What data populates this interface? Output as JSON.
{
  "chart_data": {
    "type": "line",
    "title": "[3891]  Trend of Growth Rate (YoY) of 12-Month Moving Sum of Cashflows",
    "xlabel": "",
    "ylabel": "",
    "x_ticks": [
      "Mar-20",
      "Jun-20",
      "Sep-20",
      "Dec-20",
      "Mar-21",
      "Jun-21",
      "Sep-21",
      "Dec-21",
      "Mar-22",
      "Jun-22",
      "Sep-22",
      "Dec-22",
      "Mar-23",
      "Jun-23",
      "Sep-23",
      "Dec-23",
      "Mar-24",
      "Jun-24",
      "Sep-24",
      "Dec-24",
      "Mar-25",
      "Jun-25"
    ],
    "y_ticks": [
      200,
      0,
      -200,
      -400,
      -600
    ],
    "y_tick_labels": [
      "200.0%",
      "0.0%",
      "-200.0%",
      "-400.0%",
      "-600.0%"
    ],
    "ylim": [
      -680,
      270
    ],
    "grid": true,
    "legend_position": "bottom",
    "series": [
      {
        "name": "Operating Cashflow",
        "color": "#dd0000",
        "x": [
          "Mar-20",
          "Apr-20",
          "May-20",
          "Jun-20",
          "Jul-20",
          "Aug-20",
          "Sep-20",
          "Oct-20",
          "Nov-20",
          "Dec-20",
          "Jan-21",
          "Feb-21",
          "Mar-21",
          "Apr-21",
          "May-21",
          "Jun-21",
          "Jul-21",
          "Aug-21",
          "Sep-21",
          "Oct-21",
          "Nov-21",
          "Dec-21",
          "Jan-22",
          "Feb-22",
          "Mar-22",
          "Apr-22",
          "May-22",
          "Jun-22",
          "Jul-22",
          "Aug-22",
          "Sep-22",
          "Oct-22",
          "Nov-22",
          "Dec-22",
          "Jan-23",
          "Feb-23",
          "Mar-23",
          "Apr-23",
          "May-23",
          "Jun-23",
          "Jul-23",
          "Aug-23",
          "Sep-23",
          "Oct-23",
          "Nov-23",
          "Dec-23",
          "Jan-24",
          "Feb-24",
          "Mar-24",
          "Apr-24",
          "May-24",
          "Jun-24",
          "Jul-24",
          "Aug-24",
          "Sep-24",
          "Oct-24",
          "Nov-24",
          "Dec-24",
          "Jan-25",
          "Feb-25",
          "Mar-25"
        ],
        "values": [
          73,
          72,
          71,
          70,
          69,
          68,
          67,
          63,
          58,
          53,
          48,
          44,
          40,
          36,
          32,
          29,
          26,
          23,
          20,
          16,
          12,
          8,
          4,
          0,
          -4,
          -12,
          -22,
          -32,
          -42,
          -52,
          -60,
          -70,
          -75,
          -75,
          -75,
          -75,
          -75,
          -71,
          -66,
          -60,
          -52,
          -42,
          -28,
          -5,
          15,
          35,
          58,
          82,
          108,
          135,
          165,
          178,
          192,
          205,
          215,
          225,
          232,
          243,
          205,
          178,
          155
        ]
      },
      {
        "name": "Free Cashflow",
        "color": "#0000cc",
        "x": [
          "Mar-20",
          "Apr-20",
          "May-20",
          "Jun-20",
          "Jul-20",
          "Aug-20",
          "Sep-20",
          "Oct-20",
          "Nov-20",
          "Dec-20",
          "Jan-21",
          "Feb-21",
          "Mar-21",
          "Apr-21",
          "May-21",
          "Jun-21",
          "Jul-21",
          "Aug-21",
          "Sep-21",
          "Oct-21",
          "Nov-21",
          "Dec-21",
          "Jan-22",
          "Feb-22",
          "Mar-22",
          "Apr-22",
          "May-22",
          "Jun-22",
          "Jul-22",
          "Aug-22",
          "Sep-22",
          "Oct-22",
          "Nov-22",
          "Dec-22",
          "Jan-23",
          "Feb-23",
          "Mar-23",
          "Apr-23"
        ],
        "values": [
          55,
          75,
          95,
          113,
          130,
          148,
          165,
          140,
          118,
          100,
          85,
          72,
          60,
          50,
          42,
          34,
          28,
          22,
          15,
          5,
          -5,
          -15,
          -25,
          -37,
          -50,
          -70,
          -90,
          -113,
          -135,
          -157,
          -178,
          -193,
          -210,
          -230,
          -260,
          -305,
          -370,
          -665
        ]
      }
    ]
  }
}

■ ■ ■ ■

[Directions]:
Pick every line with "name" in it and copy it.

[Answer to this problem]:
        "name": "Operating Cashflow",
        "name": "Free Cashflow",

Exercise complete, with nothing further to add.